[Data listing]
*****

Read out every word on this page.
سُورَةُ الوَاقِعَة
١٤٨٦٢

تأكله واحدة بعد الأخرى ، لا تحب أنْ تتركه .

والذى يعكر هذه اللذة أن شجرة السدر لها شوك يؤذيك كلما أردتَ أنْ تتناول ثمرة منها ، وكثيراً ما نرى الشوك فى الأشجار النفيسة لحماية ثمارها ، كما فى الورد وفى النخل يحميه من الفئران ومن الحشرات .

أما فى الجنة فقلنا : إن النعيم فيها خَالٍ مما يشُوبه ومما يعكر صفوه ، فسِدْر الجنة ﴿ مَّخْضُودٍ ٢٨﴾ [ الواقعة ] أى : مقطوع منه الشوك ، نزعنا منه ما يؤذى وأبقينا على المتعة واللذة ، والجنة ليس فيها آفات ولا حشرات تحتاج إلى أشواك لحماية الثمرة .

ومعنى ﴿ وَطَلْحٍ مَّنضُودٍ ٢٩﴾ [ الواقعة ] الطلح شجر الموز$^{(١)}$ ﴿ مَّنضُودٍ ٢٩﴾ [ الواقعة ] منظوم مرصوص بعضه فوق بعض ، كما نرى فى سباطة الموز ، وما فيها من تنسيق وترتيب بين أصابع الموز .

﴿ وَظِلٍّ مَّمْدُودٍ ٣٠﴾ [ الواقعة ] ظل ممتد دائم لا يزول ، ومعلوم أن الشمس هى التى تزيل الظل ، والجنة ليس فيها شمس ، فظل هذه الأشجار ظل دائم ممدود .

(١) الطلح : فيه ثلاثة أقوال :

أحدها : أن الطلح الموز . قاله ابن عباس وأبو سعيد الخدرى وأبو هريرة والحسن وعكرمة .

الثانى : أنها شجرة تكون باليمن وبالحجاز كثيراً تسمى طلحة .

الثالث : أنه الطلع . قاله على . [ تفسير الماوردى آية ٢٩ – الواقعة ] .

*****

Stated exercise:
Copy every line from the records above that contains the word "يعكر".

Reply:
والذى يعكر هذه اللذة أن شجرة السدر لها شوك يؤذيك كلما أردتَ أنْ تتناول ثمرة منها ، وكثيراً ما نرى الشوك فى الأشجار النفيسة لحماية ثمارها ، كما فى الورد وفى النخل يحميه من الفئران ومن الحشرات .
أما فى الجنة فقلنا : إن النعيم فيها خَالٍ مما يشُوبه ومما يعكر صفوه ، فسِدْر الجنة ﴿ مَّخْضُودٍ ٢٨﴾ [ الواقعة ] أى : مقطوع منه الشوك ، نزعنا منه ما يؤذى وأبقينا على المتعة واللذة ، والجنة ليس فيها آفات ولا حشرات تحتاج إلى أشواك لحماية الثمرة .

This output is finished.